### MATERIAL PROVIDED
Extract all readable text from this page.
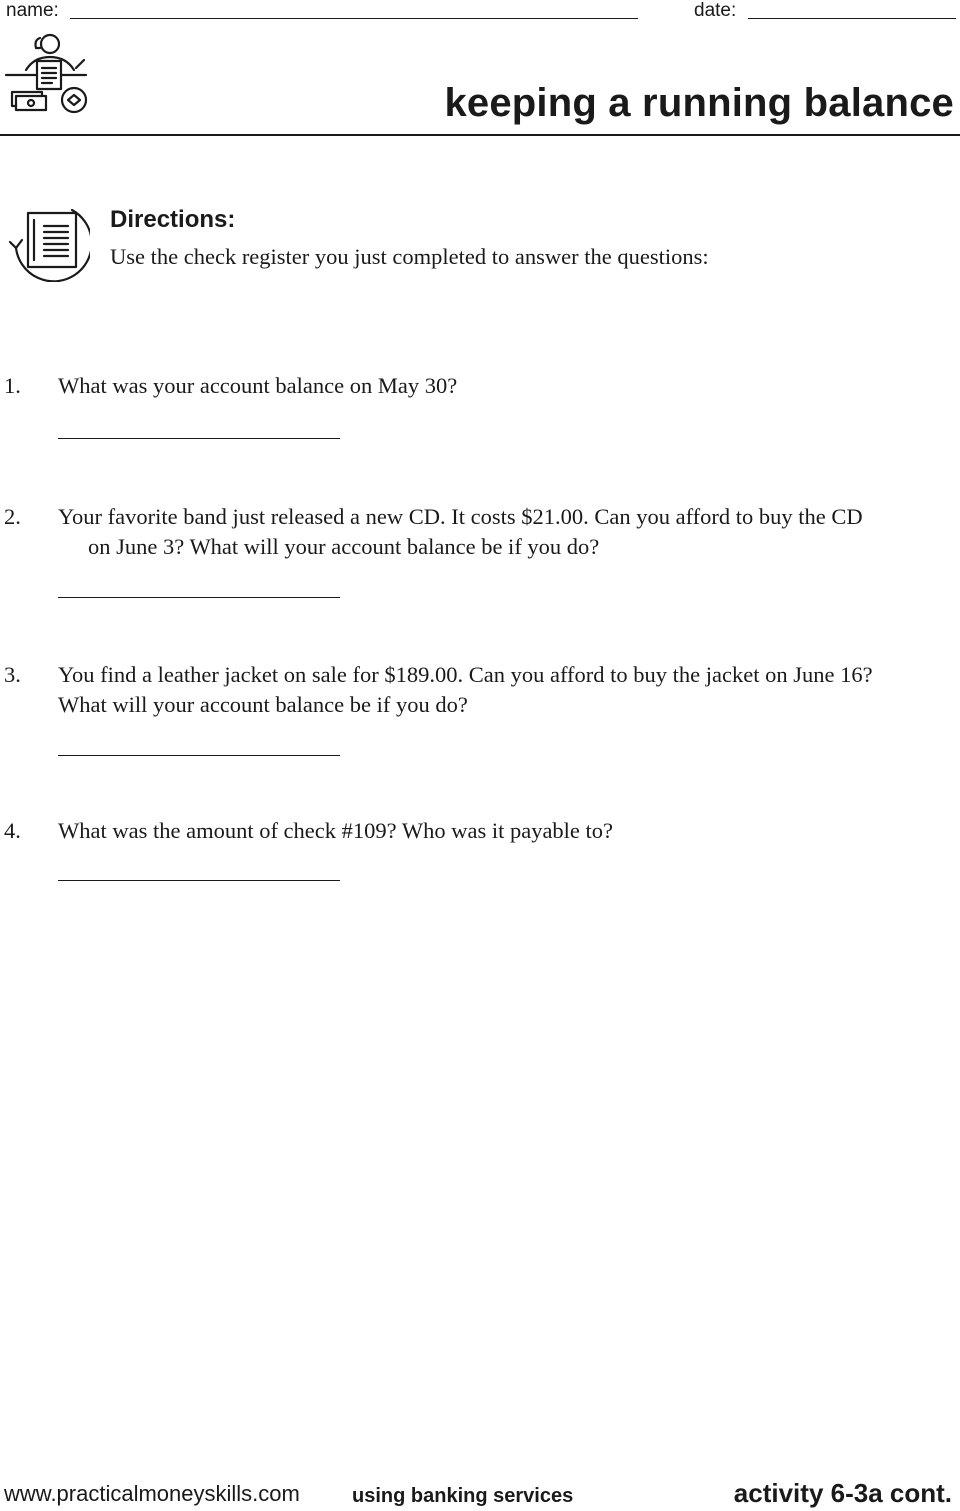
name:	date:
keeping a running balance
Directions:
Use the check register you just completed to answer the questions:
1. What was your account balance on May 30?
2. Your favorite band just released a new CD. It costs $21.00. Can you afford to buy the CD
on June 3? What will your account balance be if you do?
3. You find a leather jacket on sale for $189.00. Can you afford to buy the jacket on June 16?
What will your account balance be if you do?
4. What was the amount of check #109? Who was it payable to?
www.practicalmoneyskills.com	using banking services	activity 6-3a cont.
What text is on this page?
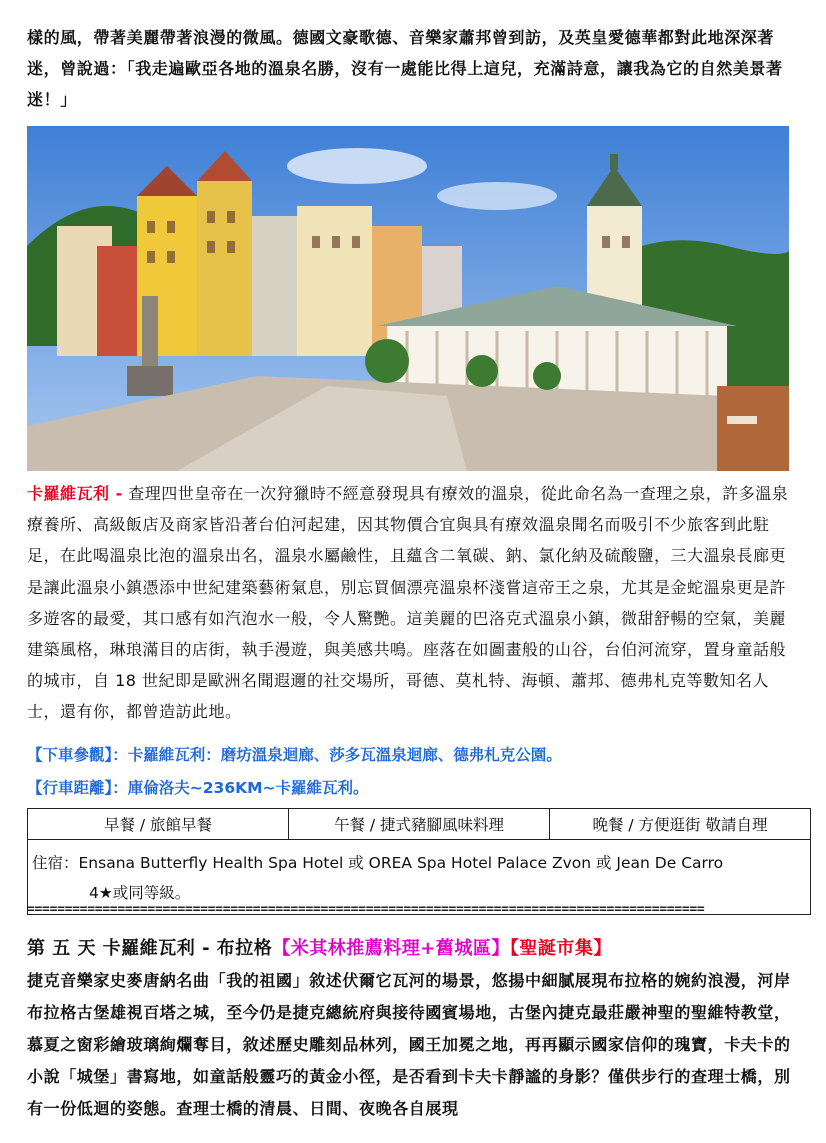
樣的風，帶著美麗帶著浪漫的微風。德國文豪歌德、音樂家蕭邦曾到訪，及英皇愛德華都對此地深深著迷，曾說過：「我走遍歐亞各地的溫泉名勝，沒有一處能比得上這兒，充滿詩意，讓我為它的自然美景著迷！」
卡羅維瓦利 - 查理四世皇帝在一次狩獵時不經意發現具有療效的溫泉，從此命名為一查理之泉，許多溫泉療養所、高級飯店及商家皆沿著台伯河起建，因其物價合宜與具有療效溫泉聞名而吸引不少旅客到此駐足，在此喝溫泉比泡的溫泉出名，溫泉水屬鹼性，且蘊含二氧碳、鈉、氯化納及硫酸鹽，三大溫泉長廊更是讓此溫泉小鎮憑添中世紀建築藝術氣息，別忘買個漂亮溫泉杯淺嘗這帝王之泉，尤其是金蛇溫泉更是許多遊客的最愛，其口感有如汽泡水一般，令人驚艷。這美麗的巴洛克式溫泉小鎮，微甜舒暢的空氣，美麗建築風格，琳琅滿目的店街，執手漫遊，與美感共鳴。座落在如圖畫般的山谷，台伯河流穿，置身童話般的城市，自 18 世紀即是歐洲名聞遐邇的社交場所，哥德、莫札特、海頓、蕭邦、德弗札克等數知名人士，還有你，都曾造訪此地。
【下車參觀】：卡羅維瓦利：磨坊溫泉迴廊、莎多瓦溫泉迴廊、德弗札克公園。
【行車距離】：庫倫洛夫~236KM~卡羅維瓦利。
早餐 / 旅館早餐	午餐 / 捷式豬腳風味料理	晚餐 / 方便逛街 敬請自理
住宿：Ensana Butterfly Health Spa Hotel 或 OREA Spa Hotel Palace Zvon 或 Jean De Carro
4★或同等級。
==========================================================================================
第 五 天 卡羅維瓦利 - 布拉格【米其林推薦料理+舊城區】【聖誕市集】
捷克音樂家史麥唐納名曲「我的祖國」敘述伏爾它瓦河的場景，悠揚中細膩展現布拉格的婉約浪漫，河岸布拉格古堡雄視百塔之城，至今仍是捷克總統府與接待國賓場地，古堡內捷克最莊嚴神聖的聖維特教堂，慕夏之窗彩繪玻璃絢爛奪目，敘述歷史雕刻品林列，國王加冕之地，再再顯示國家信仰的瑰寶，卡夫卡的小說「城堡」書寫地，如童話般靈巧的黃金小徑，是否看到卡夫卡靜謐的身影？僅供步行的查理士橋，別有一份低迴的姿態。查理士橋的清晨、日間、夜晚各自展現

### GOAL
Quote everything in the listing above exactly; pictures are the only thing to omit.

### SOLUTION
Extract all readable text from this page.
name:	date:
keeping a running balance
Directions:
Use the check register you just completed to answer the questions:
1. What was your account balance on May 30?
2. Your favorite band just released a new CD. It costs $21.00. Can you afford to buy the CD
on June 3? What will your account balance be if you do?
3. You find a leather jacket on sale for $189.00. Can you afford to buy the jacket on June 16?
What will your account balance be if you do?
4. What was the amount of check #109? Who was it payable to?
www.practicalmoneyskills.com	using banking services	activity 6-3a cont.
What text is on this page?
樣的風，帶著美麗帶著浪漫的微風。德國文豪歌德、音樂家蕭邦曾到訪，及英皇愛德華都對此地深深著迷，曾說過：「我走遍歐亞各地的溫泉名勝，沒有一處能比得上這兒，充滿詩意，讓我為它的自然美景著迷！」
卡羅維瓦利 - 查理四世皇帝在一次狩獵時不經意發現具有療效的溫泉，從此命名為一查理之泉，許多溫泉療養所、高級飯店及商家皆沿著台伯河起建，因其物價合宜與具有療效溫泉聞名而吸引不少旅客到此駐足，在此喝溫泉比泡的溫泉出名，溫泉水屬鹼性，且蘊含二氧碳、鈉、氯化納及硫酸鹽，三大溫泉長廊更是讓此溫泉小鎮憑添中世紀建築藝術氣息，別忘買個漂亮溫泉杯淺嘗這帝王之泉，尤其是金蛇溫泉更是許多遊客的最愛，其口感有如汽泡水一般，令人驚艷。這美麗的巴洛克式溫泉小鎮，微甜舒暢的空氣，美麗建築風格，琳琅滿目的店街，執手漫遊，與美感共鳴。座落在如圖畫般的山谷，台伯河流穿，置身童話般的城市，自 18 世紀即是歐洲名聞遐邇的社交場所，哥德、莫札特、海頓、蕭邦、德弗札克等數知名人士，還有你，都曾造訪此地。
【下車參觀】：卡羅維瓦利：磨坊溫泉迴廊、莎多瓦溫泉迴廊、德弗札克公園。
【行車距離】：庫倫洛夫~236KM~卡羅維瓦利。
早餐 / 旅館早餐	午餐 / 捷式豬腳風味料理	晚餐 / 方便逛街 敬請自理
住宿：Ensana Butterfly Health Spa Hotel 或 OREA Spa Hotel Palace Zvon 或 Jean De Carro
4★或同等級。
==========================================================================================
第 五 天 卡羅維瓦利 - 布拉格【米其林推薦料理+舊城區】【聖誕市集】
捷克音樂家史麥唐納名曲「我的祖國」敘述伏爾它瓦河的場景，悠揚中細膩展現布拉格的婉約浪漫，河岸布拉格古堡雄視百塔之城，至今仍是捷克總統府與接待國賓場地，古堡內捷克最莊嚴神聖的聖維特教堂，慕夏之窗彩繪玻璃絢爛奪目，敘述歷史雕刻品林列，國王加冕之地，再再顯示國家信仰的瑰寶，卡夫卡的小說「城堡」書寫地，如童話般靈巧的黃金小徑，是否看到卡夫卡靜謐的身影？僅供步行的查理士橋，別有一份低迴的姿態。查理士橋的清晨、日間、夜晚各自展現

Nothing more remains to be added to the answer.